> _Written problem_:
Go through the entries below and collect each line with the string "name" in it.

> _Data_:
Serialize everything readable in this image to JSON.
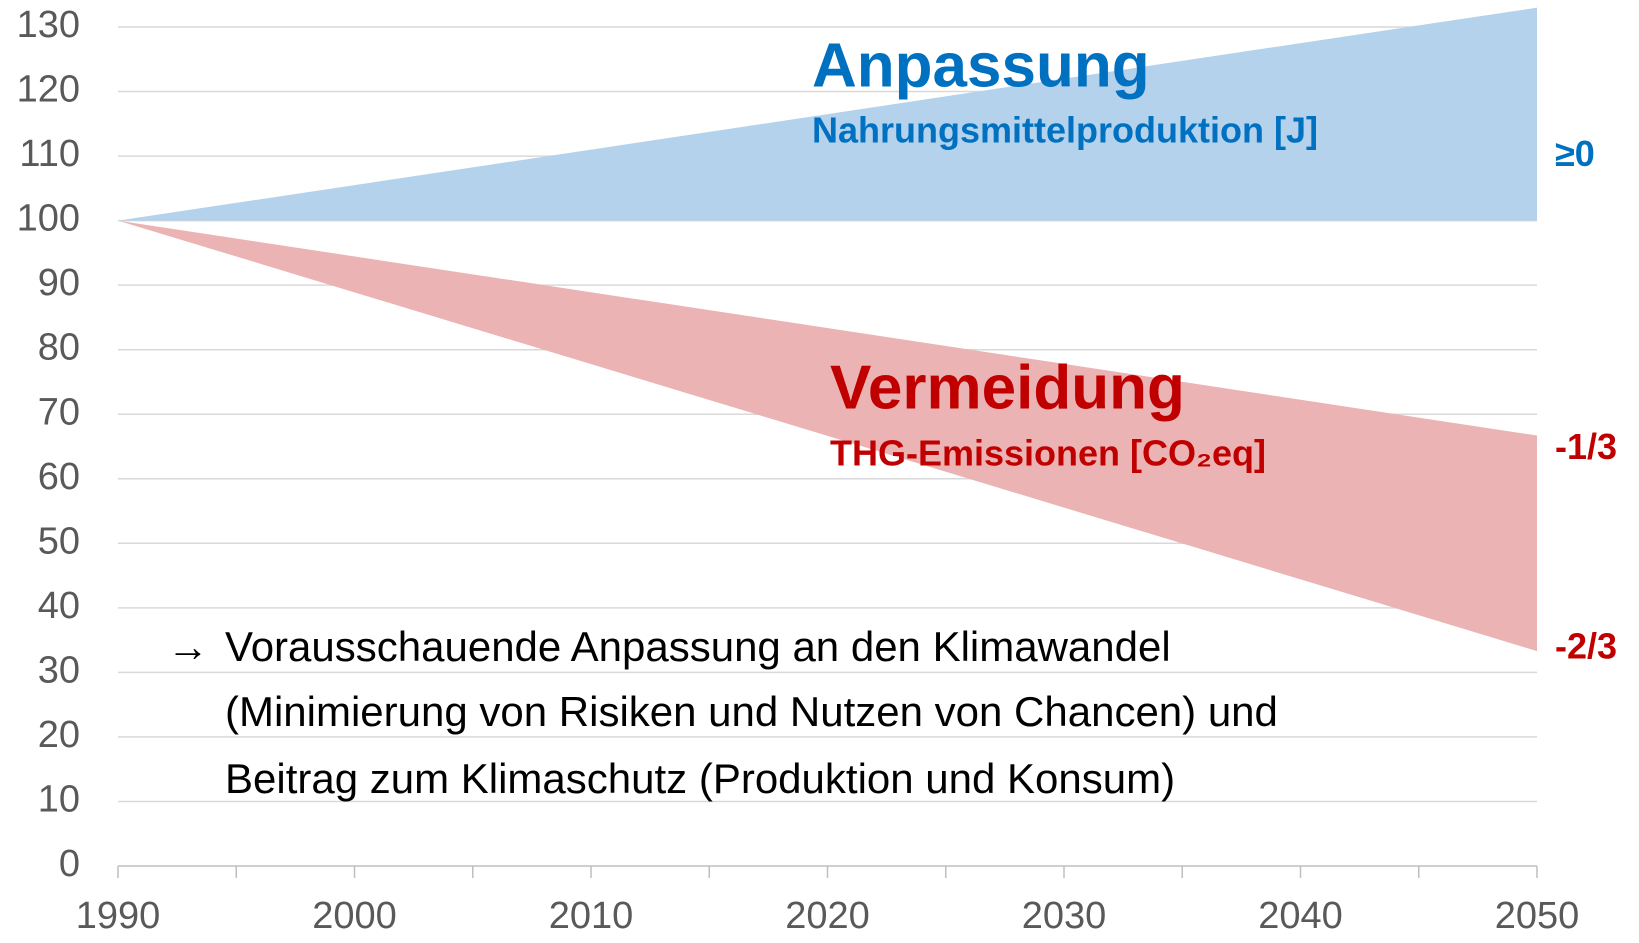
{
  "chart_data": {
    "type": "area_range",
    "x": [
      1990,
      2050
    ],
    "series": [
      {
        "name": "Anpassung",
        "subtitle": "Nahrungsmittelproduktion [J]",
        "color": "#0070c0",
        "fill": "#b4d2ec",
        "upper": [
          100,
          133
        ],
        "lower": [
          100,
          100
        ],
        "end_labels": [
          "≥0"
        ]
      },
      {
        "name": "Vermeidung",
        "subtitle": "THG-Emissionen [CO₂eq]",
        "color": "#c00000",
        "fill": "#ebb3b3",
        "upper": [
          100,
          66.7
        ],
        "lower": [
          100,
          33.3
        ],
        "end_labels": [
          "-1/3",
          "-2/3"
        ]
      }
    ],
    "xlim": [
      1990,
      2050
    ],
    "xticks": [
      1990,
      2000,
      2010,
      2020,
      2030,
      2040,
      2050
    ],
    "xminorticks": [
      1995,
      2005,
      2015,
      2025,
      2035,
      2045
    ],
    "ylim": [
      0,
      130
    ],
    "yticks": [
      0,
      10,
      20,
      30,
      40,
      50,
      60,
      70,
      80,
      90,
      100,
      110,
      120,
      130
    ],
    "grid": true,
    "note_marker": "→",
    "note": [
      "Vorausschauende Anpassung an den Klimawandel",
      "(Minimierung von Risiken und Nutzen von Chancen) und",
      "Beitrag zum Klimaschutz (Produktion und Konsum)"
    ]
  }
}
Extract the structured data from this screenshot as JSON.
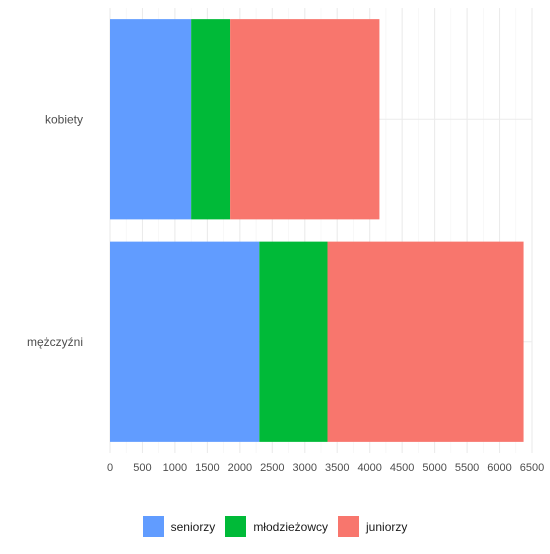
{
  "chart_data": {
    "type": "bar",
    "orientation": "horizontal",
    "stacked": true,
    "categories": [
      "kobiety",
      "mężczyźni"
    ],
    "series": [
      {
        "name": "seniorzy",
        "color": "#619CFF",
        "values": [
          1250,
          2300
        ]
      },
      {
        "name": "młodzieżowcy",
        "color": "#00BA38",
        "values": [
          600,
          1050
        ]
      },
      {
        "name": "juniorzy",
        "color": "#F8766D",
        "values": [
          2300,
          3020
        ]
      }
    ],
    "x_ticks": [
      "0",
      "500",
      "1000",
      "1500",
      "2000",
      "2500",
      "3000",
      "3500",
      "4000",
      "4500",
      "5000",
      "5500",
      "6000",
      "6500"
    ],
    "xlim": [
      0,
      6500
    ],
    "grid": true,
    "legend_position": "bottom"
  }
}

> _Reply to the task_:
        "name": "Anpassung",
        "name": "Vermeidung",
        "name": "seniorzy",
        "name": "młodzieżowcy",
        "name": "juniorzy",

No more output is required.